Scan the data. Collect each line that contains the word "toán".

====== DATA

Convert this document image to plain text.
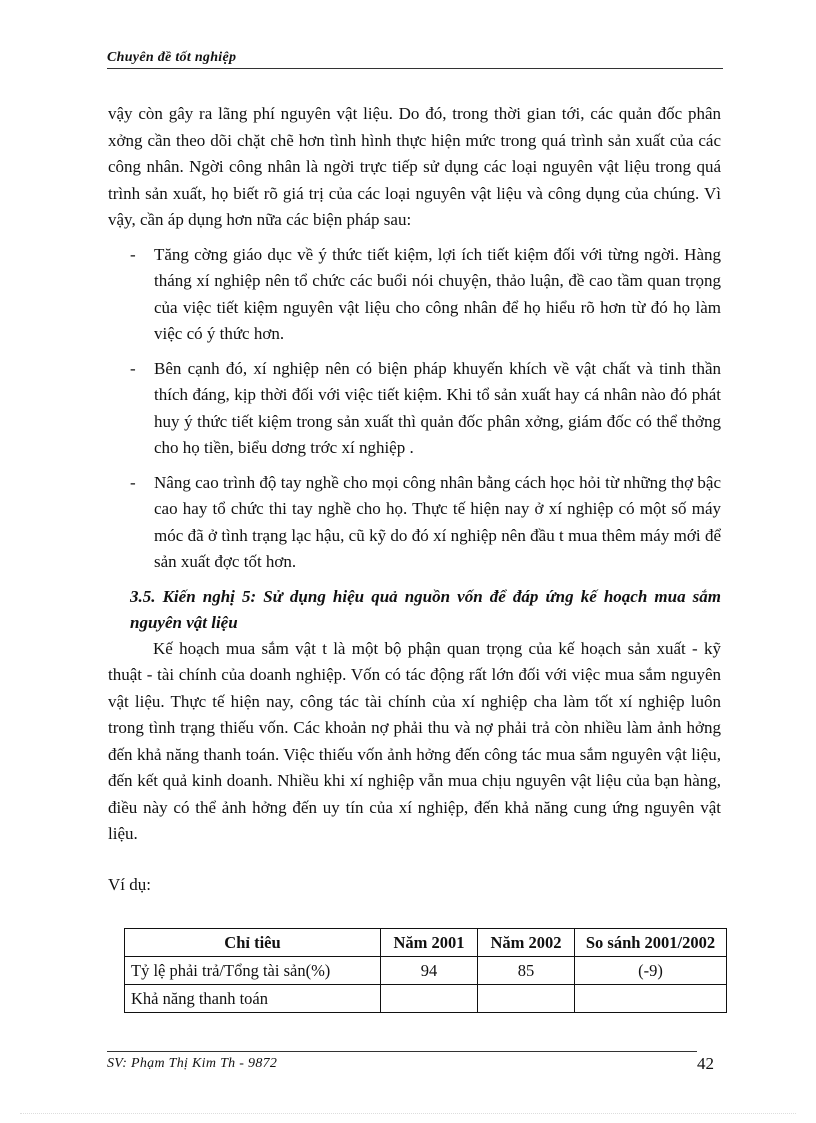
Chuyên đề tốt nghiệp

vậy còn gây ra lãng phí nguyên vật liệu. Do đó, trong thời gian tới, các quản đốc phân xởng cần theo dõi chặt chẽ hơn tình hình thực hiện mức trong quá trình sản xuất của các công nhân. Ngời công nhân là ngời trực tiếp sử dụng các loại nguyên vật liệu trong quá trình sản xuất, họ biết rõ giá trị của các loại nguyên vật liệu và công dụng của chúng. Vì vậy, cần áp dụng hơn nữa các biện pháp sau:

- Tăng cờng giáo dục về ý thức tiết kiệm, lợi ích tiết kiệm đối với từng ngời. Hàng tháng xí nghiệp nên tổ chức các buổi nói chuyện, thảo luận, đề cao tầm quan trọng của việc tiết kiệm nguyên vật liệu cho công nhân để họ hiểu rõ hơn từ đó họ làm việc có ý thức hơn.
- Bên cạnh đó, xí nghiệp nên có biện pháp khuyến khích về vật chất và tinh thần thích đáng, kịp thời đối với việc tiết kiệm. Khi tổ sản xuất hay cá nhân nào đó phát huy ý thức tiết kiệm trong sản xuất thì quản đốc phân xởng, giám đốc có thể thởng cho họ tiền, biểu dơng trớc xí nghiệp .
- Nâng cao trình độ tay nghề cho mọi công nhân bằng cách học hỏi từ những thợ bậc cao hay tổ chức thi tay nghề cho họ. Thực tế hiện nay ở xí nghiệp có một số máy móc đã ở tình trạng lạc hậu, cũ kỹ do đó xí nghiệp nên đầu t mua thêm máy mới để sản xuất đợc tốt hơn.

3.5. Kiến nghị 5: Sử dụng hiệu quả nguồn vốn để đáp ứng kế hoạch mua sắm nguyên vật liệu

Kế hoạch mua sắm vật t là một bộ phận quan trọng của kế hoạch sản xuất - kỹ thuật - tài chính của doanh nghiệp. Vốn có tác động rất lớn đối với việc mua sắm nguyên vật liệu. Thực tế hiện nay, công tác tài chính của xí nghiệp cha làm tốt xí nghiệp luôn trong tình trạng thiếu vốn. Các khoản nợ phải thu và nợ phải trả còn nhiều làm ảnh hởng đến khả năng thanh toán. Việc thiếu vốn ảnh hởng đến công tác mua sắm nguyên vật liệu, đến kết quả kinh doanh. Nhiều khi xí nghiệp vẫn mua chịu nguyên vật liệu của bạn hàng, điều này có thể ảnh hởng đến uy tín của xí nghiệp, đến khả năng cung ứng nguyên vật liệu.

Ví dụ:

Chỉ tiêu	Năm 2001	Năm 2002	So sánh 2001/2002
Tỷ lệ phải trả/Tổng tài sản(%)	94	85	(-9)
Khả năng thanh toán			
SV: Phạm Thị Kim Th - 9872	42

============

- [EXERCISE RESULT]:
Kế hoạch mua sắm vật t là một bộ phận quan trọng của kế hoạch sản xuất - kỹ thuật - tài chính của doanh nghiệp. Vốn có tác động rất lớn đối với việc mua sắm nguyên vật liệu. Thực tế hiện nay, công tác tài chính của xí nghiệp cha làm tốt xí nghiệp luôn trong tình trạng thiếu vốn. Các khoản nợ phải thu và nợ phải trả còn nhiều làm ảnh hởng đến khả năng thanh toán. Việc thiếu vốn ảnh hởng đến công tác mua sắm nguyên vật liệu, đến kết quả kinh doanh. Nhiều khi xí nghiệp vẫn mua chịu nguyên vật liệu của bạn hàng, điều này có thể ảnh hởng đến uy tín của xí nghiệp, đến khả năng cung ứng nguyên vật liệu.
Khả năng thanh toán			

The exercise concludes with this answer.